» **Given instruction**
Go through the entries below and print each one exactly, leaving out pictures.

» **Dataset records**
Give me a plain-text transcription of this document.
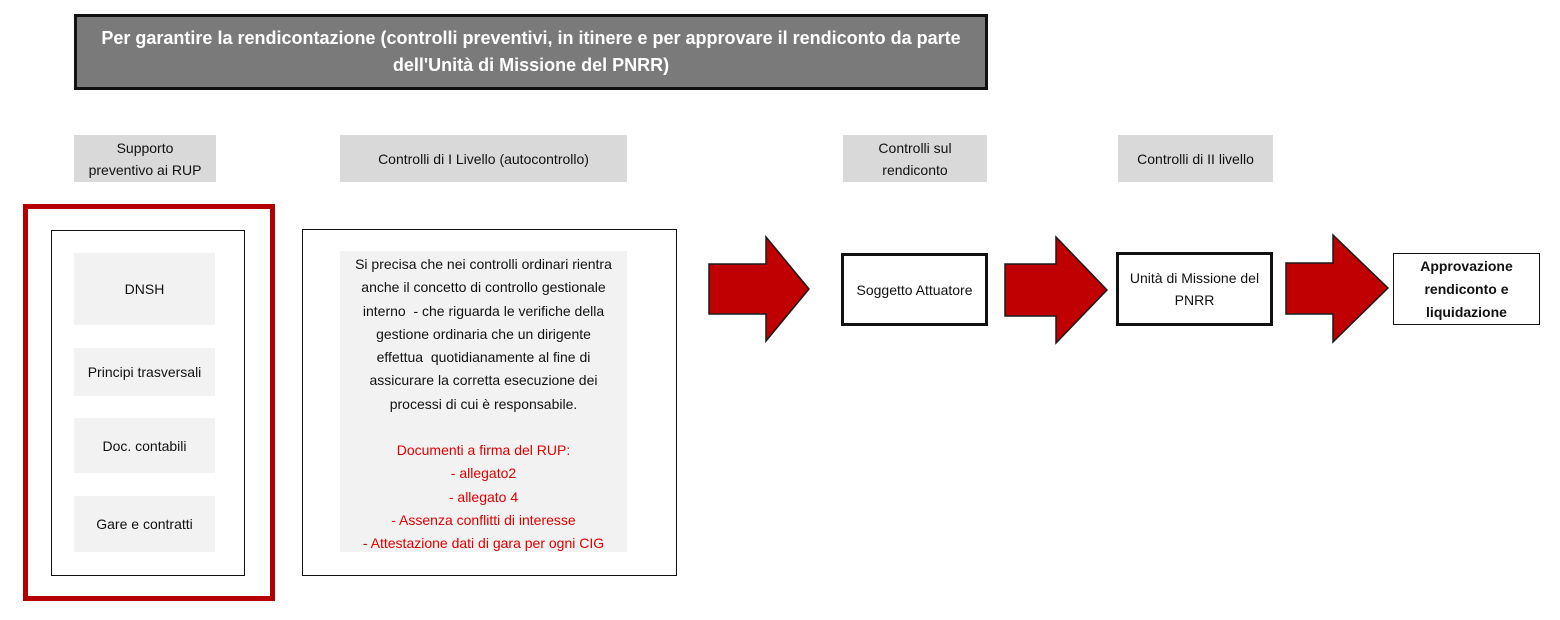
Per garantire la rendicontazione (controlli preventivi, in itinere e per approvare il rendiconto da parte
dell'Unità di Missione del PNRR)
Supporto
preventivo ai RUP
Controlli di I Livello (autocontrollo)
Controlli sul
rendiconto
Controlli di II livello
DNSH
Principi trasversali
Doc. contabili
Gare e contratti
Si precisa che nei controlli ordinari rientra
anche il concetto di controllo gestionale
interno  - che riguarda le verifiche della
gestione ordinaria che un dirigente
effettua  quotidianamente al fine di
assicurare la corretta esecuzione dei
processi di cui è responsabile.
Documenti a firma del RUP:
- allegato2
- allegato 4
- Assenza conflitti di interesse
- Attestazione dati di gara per ogni CIG
Soggetto Attuatore
Unità di Missione del
PNRR
Approvazione
rendiconto e
liquidazione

» **Finished exercise**
Give me a plain-text transcription of this document.
Per garantire la rendicontazione (controlli preventivi, in itinere e per approvare il rendiconto da parte
dell'Unità di Missione del PNRR)
Supporto
preventivo ai RUP
Controlli di I Livello (autocontrollo)
Controlli sul
rendiconto
Controlli di II livello
DNSH
Principi trasversali
Doc. contabili
Gare e contratti
Si precisa che nei controlli ordinari rientra
anche il concetto di controllo gestionale
interno  - che riguarda le verifiche della
gestione ordinaria che un dirigente
effettua  quotidianamente al fine di
assicurare la corretta esecuzione dei
processi di cui è responsabile.
Documenti a firma del RUP:
- allegato2
- allegato 4
- Assenza conflitti di interesse
- Attestazione dati di gara per ogni CIG
Soggetto Attuatore
Unità di Missione del
PNRR
Approvazione
rendiconto e
liquidazione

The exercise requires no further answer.